— What is asked —
Replace "data-label" with "value-label" in the records from the start through the line containing "data-label: 11% xyxy=(300,348,349,374)", inclusive, and give those lines again with nothing else changed.

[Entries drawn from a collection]
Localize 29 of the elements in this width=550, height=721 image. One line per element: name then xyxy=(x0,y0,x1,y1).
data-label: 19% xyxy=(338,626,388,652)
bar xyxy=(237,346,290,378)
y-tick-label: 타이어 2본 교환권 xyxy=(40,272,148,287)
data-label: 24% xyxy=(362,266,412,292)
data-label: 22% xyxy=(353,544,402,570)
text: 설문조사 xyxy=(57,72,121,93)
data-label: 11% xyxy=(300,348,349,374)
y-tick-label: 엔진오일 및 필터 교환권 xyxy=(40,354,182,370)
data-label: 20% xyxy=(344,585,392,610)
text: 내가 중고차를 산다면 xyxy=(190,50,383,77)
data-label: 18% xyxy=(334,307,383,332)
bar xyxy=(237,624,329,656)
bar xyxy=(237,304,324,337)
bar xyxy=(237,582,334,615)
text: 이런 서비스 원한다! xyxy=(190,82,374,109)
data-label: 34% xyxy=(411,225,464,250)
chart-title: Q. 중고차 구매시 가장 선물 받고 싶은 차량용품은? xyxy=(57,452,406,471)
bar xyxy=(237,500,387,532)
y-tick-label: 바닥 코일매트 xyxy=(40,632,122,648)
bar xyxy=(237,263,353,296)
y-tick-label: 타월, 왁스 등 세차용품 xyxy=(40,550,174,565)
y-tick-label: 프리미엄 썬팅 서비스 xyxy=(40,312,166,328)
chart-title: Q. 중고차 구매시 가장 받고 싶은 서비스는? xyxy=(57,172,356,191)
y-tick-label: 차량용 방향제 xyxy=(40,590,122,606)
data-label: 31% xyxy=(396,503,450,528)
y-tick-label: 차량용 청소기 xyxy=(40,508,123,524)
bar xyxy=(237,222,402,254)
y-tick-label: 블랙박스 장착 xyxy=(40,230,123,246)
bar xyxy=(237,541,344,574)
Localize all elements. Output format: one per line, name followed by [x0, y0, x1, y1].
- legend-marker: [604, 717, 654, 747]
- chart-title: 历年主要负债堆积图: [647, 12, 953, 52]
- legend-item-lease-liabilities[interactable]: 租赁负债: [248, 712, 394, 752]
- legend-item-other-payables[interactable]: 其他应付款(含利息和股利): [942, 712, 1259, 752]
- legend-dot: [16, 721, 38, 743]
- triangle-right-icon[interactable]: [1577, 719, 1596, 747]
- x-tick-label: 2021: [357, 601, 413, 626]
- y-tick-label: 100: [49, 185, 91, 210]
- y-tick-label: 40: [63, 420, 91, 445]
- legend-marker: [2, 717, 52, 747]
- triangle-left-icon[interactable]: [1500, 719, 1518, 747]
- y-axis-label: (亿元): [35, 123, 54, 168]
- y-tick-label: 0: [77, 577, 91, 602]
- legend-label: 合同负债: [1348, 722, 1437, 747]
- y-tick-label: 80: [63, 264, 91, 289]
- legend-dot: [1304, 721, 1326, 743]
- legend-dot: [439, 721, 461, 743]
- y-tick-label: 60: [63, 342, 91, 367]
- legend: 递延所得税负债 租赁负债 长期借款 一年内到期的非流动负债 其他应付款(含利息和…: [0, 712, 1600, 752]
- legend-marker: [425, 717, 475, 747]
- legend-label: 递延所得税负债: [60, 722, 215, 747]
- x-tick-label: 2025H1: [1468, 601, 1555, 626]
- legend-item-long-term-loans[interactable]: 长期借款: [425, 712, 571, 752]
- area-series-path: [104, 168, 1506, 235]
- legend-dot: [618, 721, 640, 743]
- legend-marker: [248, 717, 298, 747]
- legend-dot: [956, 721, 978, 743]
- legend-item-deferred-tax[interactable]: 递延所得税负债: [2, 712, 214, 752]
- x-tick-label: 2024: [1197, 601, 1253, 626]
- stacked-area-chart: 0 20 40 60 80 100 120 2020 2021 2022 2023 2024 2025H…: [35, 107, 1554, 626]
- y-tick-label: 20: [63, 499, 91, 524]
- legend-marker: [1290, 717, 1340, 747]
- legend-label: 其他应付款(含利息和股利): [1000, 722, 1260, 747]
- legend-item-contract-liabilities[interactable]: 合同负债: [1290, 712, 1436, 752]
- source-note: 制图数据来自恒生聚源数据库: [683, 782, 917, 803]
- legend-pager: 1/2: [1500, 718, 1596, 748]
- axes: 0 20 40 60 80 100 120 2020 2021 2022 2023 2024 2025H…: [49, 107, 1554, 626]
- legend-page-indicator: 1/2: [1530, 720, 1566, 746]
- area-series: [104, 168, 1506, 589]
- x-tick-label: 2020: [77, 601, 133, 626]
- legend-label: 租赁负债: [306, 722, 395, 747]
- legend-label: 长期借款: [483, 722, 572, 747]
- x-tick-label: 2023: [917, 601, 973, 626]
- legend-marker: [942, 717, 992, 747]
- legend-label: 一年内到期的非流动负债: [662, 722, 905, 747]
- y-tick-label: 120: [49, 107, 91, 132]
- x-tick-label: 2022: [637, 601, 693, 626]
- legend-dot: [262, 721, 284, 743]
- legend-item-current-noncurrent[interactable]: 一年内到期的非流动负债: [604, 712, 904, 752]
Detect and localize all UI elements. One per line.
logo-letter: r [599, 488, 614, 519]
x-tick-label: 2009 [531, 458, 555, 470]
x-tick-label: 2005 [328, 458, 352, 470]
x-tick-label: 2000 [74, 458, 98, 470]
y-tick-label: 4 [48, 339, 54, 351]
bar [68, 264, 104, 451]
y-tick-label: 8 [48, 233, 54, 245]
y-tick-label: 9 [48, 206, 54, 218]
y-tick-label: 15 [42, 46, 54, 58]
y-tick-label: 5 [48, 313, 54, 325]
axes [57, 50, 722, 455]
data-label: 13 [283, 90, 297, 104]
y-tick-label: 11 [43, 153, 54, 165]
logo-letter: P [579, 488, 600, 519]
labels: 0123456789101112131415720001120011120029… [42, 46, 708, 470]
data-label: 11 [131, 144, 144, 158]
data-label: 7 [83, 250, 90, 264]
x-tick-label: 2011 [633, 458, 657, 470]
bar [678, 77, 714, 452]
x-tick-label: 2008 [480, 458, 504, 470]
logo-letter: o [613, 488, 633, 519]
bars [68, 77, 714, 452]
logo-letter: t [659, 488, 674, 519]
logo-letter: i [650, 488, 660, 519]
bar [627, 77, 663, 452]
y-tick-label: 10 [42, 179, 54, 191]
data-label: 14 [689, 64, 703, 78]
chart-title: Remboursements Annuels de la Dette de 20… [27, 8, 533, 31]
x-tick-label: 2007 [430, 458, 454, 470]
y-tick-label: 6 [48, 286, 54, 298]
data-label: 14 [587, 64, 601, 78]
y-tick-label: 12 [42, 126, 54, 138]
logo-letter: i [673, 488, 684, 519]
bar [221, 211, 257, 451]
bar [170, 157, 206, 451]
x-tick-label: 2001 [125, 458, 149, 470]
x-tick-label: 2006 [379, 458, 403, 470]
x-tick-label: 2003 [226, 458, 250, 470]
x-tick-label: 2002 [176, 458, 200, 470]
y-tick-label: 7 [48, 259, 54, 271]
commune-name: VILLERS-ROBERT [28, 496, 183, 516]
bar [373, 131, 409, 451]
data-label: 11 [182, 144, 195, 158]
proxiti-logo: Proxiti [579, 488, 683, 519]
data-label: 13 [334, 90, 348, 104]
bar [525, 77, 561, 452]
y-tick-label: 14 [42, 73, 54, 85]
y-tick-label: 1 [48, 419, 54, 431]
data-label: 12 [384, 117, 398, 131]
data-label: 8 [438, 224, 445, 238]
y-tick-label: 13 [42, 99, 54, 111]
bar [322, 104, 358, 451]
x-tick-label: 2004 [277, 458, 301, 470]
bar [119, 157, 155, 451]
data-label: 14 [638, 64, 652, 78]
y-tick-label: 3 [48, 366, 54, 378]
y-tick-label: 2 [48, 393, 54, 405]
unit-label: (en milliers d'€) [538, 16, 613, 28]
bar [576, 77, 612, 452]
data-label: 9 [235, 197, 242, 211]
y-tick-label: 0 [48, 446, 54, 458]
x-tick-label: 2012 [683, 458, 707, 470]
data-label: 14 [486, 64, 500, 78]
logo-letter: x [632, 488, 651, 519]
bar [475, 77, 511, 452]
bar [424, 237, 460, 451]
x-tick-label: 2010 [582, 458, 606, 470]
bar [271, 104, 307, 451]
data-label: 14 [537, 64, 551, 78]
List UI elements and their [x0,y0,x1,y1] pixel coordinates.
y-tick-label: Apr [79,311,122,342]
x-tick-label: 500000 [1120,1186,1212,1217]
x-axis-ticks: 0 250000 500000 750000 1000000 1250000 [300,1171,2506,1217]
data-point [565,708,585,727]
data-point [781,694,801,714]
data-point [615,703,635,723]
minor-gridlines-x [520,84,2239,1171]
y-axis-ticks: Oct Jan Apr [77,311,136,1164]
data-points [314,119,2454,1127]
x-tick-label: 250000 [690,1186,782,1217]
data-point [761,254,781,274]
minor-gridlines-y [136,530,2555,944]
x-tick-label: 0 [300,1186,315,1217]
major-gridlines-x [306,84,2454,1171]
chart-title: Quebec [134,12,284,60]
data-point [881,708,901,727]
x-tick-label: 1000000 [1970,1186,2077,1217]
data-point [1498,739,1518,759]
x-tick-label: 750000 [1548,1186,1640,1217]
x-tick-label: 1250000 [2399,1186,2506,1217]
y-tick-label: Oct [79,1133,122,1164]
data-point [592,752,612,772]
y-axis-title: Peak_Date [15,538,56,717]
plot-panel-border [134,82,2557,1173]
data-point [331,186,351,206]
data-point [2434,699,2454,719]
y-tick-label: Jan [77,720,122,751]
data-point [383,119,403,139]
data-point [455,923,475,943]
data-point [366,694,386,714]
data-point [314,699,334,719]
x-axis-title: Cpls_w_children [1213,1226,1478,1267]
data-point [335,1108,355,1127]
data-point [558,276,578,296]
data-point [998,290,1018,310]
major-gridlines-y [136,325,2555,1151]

— Result —
Localize 29 of the elements in this width=550, height=721 image. One line per element: name then xyxy=(x0,y0,x1,y1).
value-label: 19% xyxy=(338,626,388,652)
bar xyxy=(237,346,290,378)
y-tick-label: 타이어 2본 교환권 xyxy=(40,272,148,287)
value-label: 24% xyxy=(362,266,412,292)
value-label: 22% xyxy=(353,544,402,570)
text: 설문조사 xyxy=(57,72,121,93)
value-label: 11% xyxy=(300,348,349,374)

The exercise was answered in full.